--- begin ---
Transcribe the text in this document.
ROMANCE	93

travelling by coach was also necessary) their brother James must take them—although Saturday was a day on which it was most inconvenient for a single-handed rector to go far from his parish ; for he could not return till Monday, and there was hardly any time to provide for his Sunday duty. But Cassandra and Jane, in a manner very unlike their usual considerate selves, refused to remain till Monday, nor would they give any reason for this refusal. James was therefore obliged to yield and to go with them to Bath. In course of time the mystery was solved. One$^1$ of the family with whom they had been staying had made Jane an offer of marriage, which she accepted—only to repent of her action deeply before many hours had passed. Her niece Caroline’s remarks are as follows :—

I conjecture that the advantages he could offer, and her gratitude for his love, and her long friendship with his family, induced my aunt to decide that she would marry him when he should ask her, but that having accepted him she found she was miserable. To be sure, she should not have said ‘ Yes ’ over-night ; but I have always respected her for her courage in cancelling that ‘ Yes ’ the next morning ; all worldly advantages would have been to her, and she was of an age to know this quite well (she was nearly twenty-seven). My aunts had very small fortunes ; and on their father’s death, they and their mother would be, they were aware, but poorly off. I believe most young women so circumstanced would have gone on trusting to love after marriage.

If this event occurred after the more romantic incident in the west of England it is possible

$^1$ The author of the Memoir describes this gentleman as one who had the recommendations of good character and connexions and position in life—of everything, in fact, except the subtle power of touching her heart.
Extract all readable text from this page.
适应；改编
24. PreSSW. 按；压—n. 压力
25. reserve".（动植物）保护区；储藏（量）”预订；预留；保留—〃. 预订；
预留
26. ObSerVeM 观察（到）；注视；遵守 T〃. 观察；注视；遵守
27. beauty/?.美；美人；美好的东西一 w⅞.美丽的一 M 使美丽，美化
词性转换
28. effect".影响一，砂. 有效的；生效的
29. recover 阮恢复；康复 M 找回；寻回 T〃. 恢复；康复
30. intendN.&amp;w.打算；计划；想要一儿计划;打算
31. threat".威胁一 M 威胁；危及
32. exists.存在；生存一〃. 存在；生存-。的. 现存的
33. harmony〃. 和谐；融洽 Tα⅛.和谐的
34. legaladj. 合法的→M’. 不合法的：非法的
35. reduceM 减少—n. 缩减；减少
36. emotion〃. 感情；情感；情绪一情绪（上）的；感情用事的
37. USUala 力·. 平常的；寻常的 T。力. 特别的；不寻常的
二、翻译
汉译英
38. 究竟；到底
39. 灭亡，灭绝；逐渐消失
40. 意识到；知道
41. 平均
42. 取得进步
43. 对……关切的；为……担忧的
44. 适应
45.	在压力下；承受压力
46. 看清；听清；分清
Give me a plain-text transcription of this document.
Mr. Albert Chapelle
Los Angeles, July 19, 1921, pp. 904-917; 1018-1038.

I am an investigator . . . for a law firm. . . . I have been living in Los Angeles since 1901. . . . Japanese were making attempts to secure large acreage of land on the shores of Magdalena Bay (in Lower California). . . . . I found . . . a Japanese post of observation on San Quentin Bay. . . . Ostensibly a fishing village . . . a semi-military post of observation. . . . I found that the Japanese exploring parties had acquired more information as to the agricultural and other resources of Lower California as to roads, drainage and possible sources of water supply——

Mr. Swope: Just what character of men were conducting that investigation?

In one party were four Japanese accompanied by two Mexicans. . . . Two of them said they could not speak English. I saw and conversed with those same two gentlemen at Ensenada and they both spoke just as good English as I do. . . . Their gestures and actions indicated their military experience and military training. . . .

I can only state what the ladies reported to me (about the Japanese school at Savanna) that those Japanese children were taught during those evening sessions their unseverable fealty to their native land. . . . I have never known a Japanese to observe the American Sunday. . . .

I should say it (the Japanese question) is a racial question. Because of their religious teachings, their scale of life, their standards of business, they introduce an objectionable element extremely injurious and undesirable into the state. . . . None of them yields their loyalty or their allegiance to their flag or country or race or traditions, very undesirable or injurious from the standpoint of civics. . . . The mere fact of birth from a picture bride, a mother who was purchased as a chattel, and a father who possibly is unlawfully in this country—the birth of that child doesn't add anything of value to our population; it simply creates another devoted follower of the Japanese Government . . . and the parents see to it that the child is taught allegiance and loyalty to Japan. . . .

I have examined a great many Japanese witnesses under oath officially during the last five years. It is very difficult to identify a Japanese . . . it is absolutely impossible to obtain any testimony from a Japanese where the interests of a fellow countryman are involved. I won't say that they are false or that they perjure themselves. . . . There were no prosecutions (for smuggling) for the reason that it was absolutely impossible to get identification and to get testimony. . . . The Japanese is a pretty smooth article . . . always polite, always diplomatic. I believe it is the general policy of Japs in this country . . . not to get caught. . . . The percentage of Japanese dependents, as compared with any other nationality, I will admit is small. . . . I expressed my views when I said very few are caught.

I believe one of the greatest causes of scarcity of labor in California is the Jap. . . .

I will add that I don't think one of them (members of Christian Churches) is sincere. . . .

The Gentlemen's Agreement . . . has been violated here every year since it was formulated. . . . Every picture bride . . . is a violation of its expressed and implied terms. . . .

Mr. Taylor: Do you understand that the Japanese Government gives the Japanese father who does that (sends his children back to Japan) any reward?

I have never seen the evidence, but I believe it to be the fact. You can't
--- end ---
What to do:
Retype the records in full. Keep every line identical to the original.

Task response:
Transcribe the text in this document.
ROMANCE	93

travelling by coach was also necessary) their brother James must take them—although Saturday was a day on which it was most inconvenient for a single-handed rector to go far from his parish ; for he could not return till Monday, and there was hardly any time to provide for his Sunday duty. But Cassandra and Jane, in a manner very unlike their usual considerate selves, refused to remain till Monday, nor would they give any reason for this refusal. James was therefore obliged to yield and to go with them to Bath. In course of time the mystery was solved. One$^1$ of the family with whom they had been staying had made Jane an offer of marriage, which she accepted—only to repent of her action deeply before many hours had passed. Her niece Caroline’s remarks are as follows :—

I conjecture that the advantages he could offer, and her gratitude for his love, and her long friendship with his family, induced my aunt to decide that she would marry him when he should ask her, but that having accepted him she found she was miserable. To be sure, she should not have said ‘ Yes ’ over-night ; but I have always respected her for her courage in cancelling that ‘ Yes ’ the next morning ; all worldly advantages would have been to her, and she was of an age to know this quite well (she was nearly twenty-seven). My aunts had very small fortunes ; and on their father’s death, they and their mother would be, they were aware, but poorly off. I believe most young women so circumstanced would have gone on trusting to love after marriage.

If this event occurred after the more romantic incident in the west of England it is possible

$^1$ The author of the Memoir describes this gentleman as one who had the recommendations of good character and connexions and position in life—of everything, in fact, except the subtle power of touching her heart.
Extract all readable text from this page.
适应；改编
24. PreSSW. 按；压—n. 压力
25. reserve".（动植物）保护区；储藏（量）”预订；预留；保留—〃. 预订；
预留
26. ObSerVeM 观察（到）；注视；遵守 T〃. 观察；注视；遵守
27. beauty/?.美；美人；美好的东西一 w⅞.美丽的一 M 使美丽，美化
词性转换
28. effect".影响一，砂. 有效的；生效的
29. recover 阮恢复；康复 M 找回；寻回 T〃. 恢复；康复
30. intendN.&amp;w.打算；计划；想要一儿计划;打算
31. threat".威胁一 M 威胁；危及
32. exists.存在；生存一〃. 存在；生存-。的. 现存的
33. harmony〃. 和谐；融洽 Tα⅛.和谐的
34. legaladj. 合法的→M’. 不合法的：非法的
35. reduceM 减少—n. 缩减；减少
36. emotion〃. 感情；情感；情绪一情绪（上）的；感情用事的
37. USUala 力·. 平常的；寻常的 T。力. 特别的；不寻常的
二、翻译
汉译英
38. 究竟；到底
39. 灭亡，灭绝；逐渐消失
40. 意识到；知道
41. 平均
42. 取得进步
43. 对……关切的；为……担忧的
44. 适应
45.	在压力下；承受压力
46. 看清；听清；分清
Give me a plain-text transcription of this document.
Mr. Albert Chapelle
Los Angeles, July 19, 1921, pp. 904-917; 1018-1038.

I am an investigator . . . for a law firm. . . . I have been living in Los Angeles since 1901. . . . Japanese were making attempts to secure large acreage of land on the shores of Magdalena Bay (in Lower California). . . . . I found . . . a Japanese post of observation on San Quentin Bay. . . . Ostensibly a fishing village . . . a semi-military post of observation. . . . I found that the Japanese exploring parties had acquired more information as to the agricultural and other resources of Lower California as to roads, drainage and possible sources of water supply——

Mr. Swope: Just what character of men were conducting that investigation?

In one party were four Japanese accompanied by two Mexicans. . . . Two of them said they could not speak English. I saw and conversed with those same two gentlemen at Ensenada and they both spoke just as good English as I do. . . . Their gestures and actions indicated their military experience and military training. . . .

I can only state what the ladies reported to me (about the Japanese school at Savanna) that those Japanese children were taught during those evening sessions their unseverable fealty to their native land. . . . I have never known a Japanese to observe the American Sunday. . . .

I should say it (the Japanese question) is a racial question. Because of their religious teachings, their scale of life, their standards of business, they introduce an objectionable element extremely injurious and undesirable into the state. . . . None of them yields their loyalty or their allegiance to their flag or country or race or traditions, very undesirable or injurious from the standpoint of civics. . . . The mere fact of birth from a picture bride, a mother who was purchased as a chattel, and a father who possibly is unlawfully in this country—the birth of that child doesn't add anything of value to our population; it simply creates another devoted follower of the Japanese Government . . . and the parents see to it that the child is taught allegiance and loyalty to Japan. . . .

I have examined a great many Japanese witnesses under oath officially during the last five years. It is very difficult to identify a Japanese . . . it is absolutely impossible to obtain any testimony from a Japanese where the interests of a fellow countryman are involved. I won't say that they are false or that they perjure themselves. . . . There were no prosecutions (for smuggling) for the reason that it was absolutely impossible to get identification and to get testimony. . . . The Japanese is a pretty smooth article . . . always polite, always diplomatic. I believe it is the general policy of Japs in this country . . . not to get caught. . . . The percentage of Japanese dependents, as compared with any other nationality, I will admit is small. . . . I expressed my views when I said very few are caught.

I believe one of the greatest causes of scarcity of labor in California is the Jap. . . .

I will add that I don't think one of them (members of Christian Churches) is sincere. . . .

The Gentlemen's Agreement . . . has been violated here every year since it was formulated. . . . Every picture bride . . . is a violation of its expressed and implied terms. . . .

Mr. Taylor: Do you understand that the Japanese Government gives the Japanese father who does that (sends his children back to Japan) any reward?

I have never seen the evidence, but I believe it to be the fact. You can't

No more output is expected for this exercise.